**Challenge:**
Extract every entry word for word. Skip the pictures.

**Given data:**
• • •

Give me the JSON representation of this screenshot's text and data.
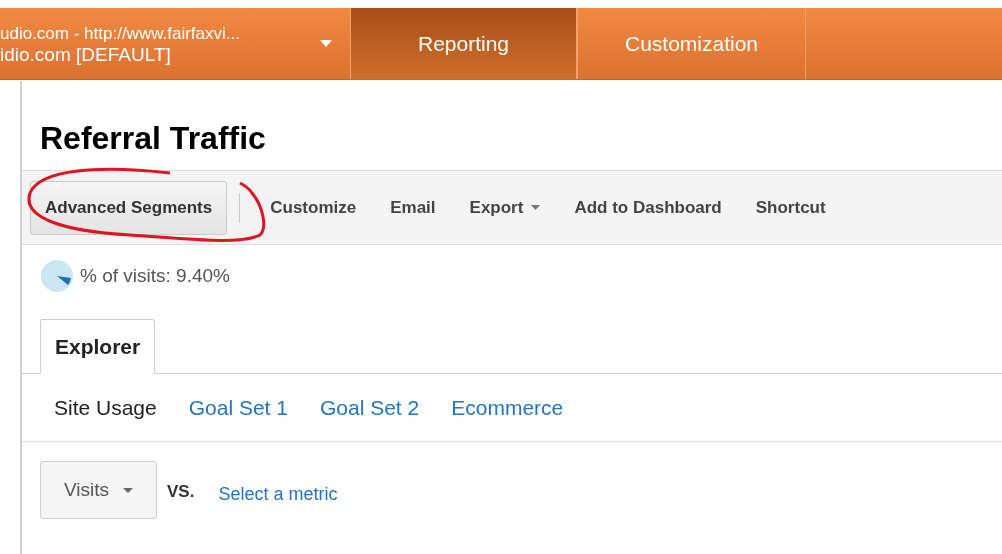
{
  "account": {
    "line_1": "udio.com - http://www.fairfaxvi...",
    "line_2": "idio.com [DEFAULT]"
  },
  "nav_tabs": [
    {
      "label": "Reporting",
      "selected": true
    },
    {
      "label": "Customization",
      "selected": false
    }
  ],
  "page_title": "Referral Traffic",
  "toolbar": [
    {
      "label": "Advanced Segments",
      "kind": "button"
    },
    {
      "label": "Customize",
      "kind": "link"
    },
    {
      "label": "Email",
      "kind": "link"
    },
    {
      "label": "Export",
      "kind": "dropdown"
    },
    {
      "label": "Add to Dashboard",
      "kind": "link"
    },
    {
      "label": "Shortcut",
      "kind": "link"
    }
  ],
  "share": {
    "text": "% of visits: 9.40%"
  },
  "view_tabs": [
    {
      "label": "Explorer",
      "selected": true
    }
  ],
  "metric_groups": [
    {
      "label": "Site Usage",
      "selected": true
    },
    {
      "label": "Goal Set 1",
      "selected": false
    },
    {
      "label": "Goal Set 2",
      "selected": false
    },
    {
      "label": "Ecommerce",
      "selected": false
    }
  ],
  "metric_picker": {
    "value": "Visits",
    "versus": "VS.",
    "link": "Select a metric"
  }
}
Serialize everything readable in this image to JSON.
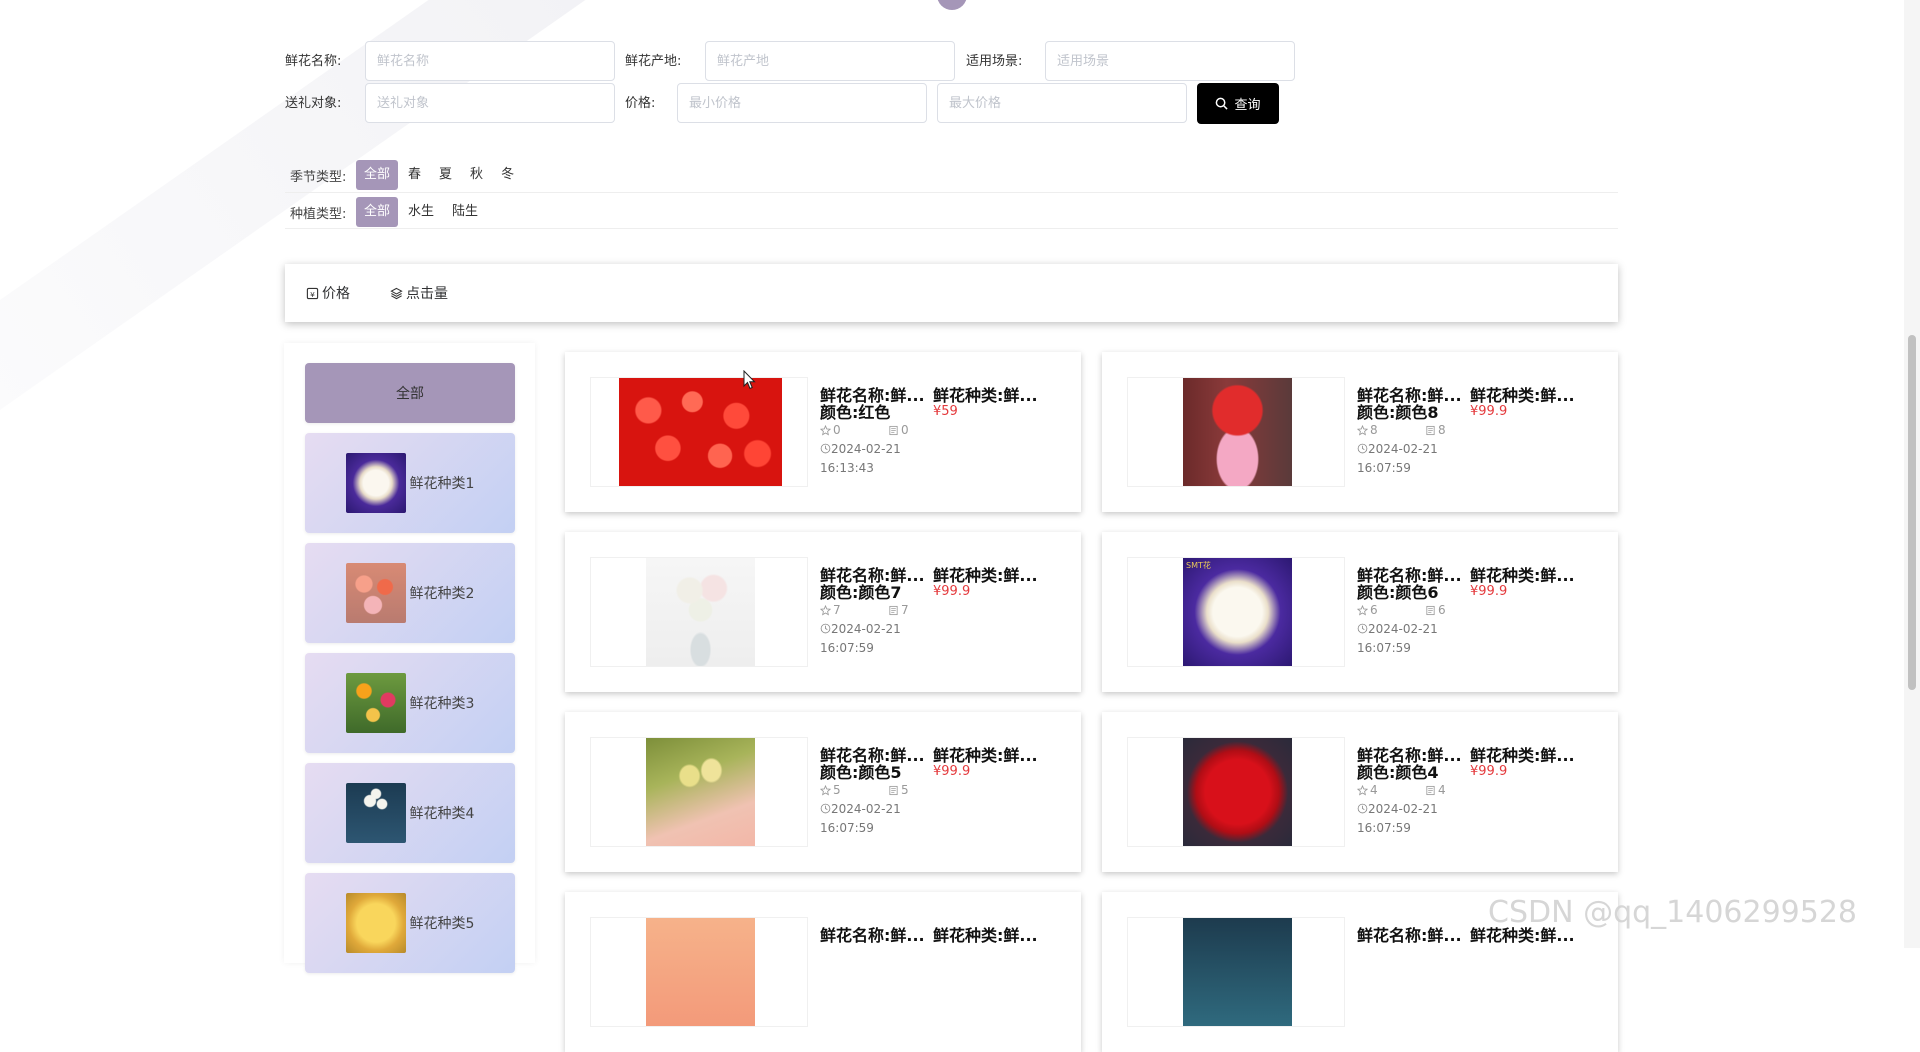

• • •

**Solution to this problem:**
Give me the JSON representation of this screenshot's text and data.
{
  "account": {
    "line_1": "udio.com - http://www.fairfaxvi...",
    "line_2": "idio.com [DEFAULT]"
  },
  "nav_tabs": [
    {
      "label": "Reporting",
      "selected": true
    },
    {
      "label": "Customization",
      "selected": false
    }
  ],
  "page_title": "Referral Traffic",
  "toolbar": [
    {
      "label": "Advanced Segments",
      "kind": "button"
    },
    {
      "label": "Customize",
      "kind": "link"
    },
    {
      "label": "Email",
      "kind": "link"
    },
    {
      "label": "Export",
      "kind": "dropdown"
    },
    {
      "label": "Add to Dashboard",
      "kind": "link"
    },
    {
      "label": "Shortcut",
      "kind": "link"
    }
  ],
  "share": {
    "text": "% of visits: 9.40%"
  },
  "view_tabs": [
    {
      "label": "Explorer",
      "selected": true
    }
  ],
  "metric_groups": [
    {
      "label": "Site Usage",
      "selected": true
    },
    {
      "label": "Goal Set 1",
      "selected": false
    },
    {
      "label": "Goal Set 2",
      "selected": false
    },
    {
      "label": "Ecommerce",
      "selected": false
    }
  ],
  "metric_picker": {
    "value": "Visits",
    "versus": "VS.",
    "link": "Select a metric"
  }
}
Serialize everything readable in this image to JSON.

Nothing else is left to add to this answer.